Lines with "plasma": pull these out of the listing below.

——

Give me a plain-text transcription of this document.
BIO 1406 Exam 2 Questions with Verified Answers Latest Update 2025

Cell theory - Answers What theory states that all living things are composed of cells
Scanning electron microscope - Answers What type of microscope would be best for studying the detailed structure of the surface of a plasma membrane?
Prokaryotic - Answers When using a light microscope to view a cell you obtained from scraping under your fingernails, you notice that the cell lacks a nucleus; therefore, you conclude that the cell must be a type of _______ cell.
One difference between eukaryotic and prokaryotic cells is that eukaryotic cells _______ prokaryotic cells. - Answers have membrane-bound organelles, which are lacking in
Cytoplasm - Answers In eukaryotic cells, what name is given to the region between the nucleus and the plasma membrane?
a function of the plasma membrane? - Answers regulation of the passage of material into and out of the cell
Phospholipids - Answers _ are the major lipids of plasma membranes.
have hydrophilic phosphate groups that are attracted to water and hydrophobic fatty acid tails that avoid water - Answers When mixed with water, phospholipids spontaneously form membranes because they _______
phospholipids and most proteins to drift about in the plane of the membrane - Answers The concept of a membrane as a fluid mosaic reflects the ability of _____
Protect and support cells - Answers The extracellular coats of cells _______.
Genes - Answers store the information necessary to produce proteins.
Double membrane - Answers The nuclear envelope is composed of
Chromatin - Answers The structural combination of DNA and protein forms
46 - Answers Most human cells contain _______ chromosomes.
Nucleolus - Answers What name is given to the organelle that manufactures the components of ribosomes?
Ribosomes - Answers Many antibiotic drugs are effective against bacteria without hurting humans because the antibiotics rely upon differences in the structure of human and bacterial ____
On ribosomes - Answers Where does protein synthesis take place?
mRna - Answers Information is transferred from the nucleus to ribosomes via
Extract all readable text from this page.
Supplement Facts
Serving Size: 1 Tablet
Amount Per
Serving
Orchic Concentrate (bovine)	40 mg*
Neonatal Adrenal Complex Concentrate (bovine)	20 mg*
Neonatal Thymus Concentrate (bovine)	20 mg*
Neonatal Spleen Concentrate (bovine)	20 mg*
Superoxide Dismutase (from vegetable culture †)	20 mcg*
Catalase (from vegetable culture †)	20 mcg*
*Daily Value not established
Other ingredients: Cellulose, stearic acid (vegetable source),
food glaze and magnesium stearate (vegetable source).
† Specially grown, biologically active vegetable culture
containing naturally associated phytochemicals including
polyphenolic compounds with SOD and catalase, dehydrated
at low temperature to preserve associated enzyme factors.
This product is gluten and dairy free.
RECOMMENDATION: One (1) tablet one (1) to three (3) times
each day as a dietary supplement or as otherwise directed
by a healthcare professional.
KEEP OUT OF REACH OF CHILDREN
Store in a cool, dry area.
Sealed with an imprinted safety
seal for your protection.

——

**Task answer**
Scanning electron microscope - Answers What type of microscope would be best for studying the detailed structure of the surface of a plasma membrane?
Cytoplasm - Answers In eukaryotic cells, what name is given to the region between the nucleus and the plasma membrane?
a function of the plasma membrane? - Answers regulation of the passage of material into and out of the cell
Phospholipids - Answers _ are the major lipids of plasma membranes.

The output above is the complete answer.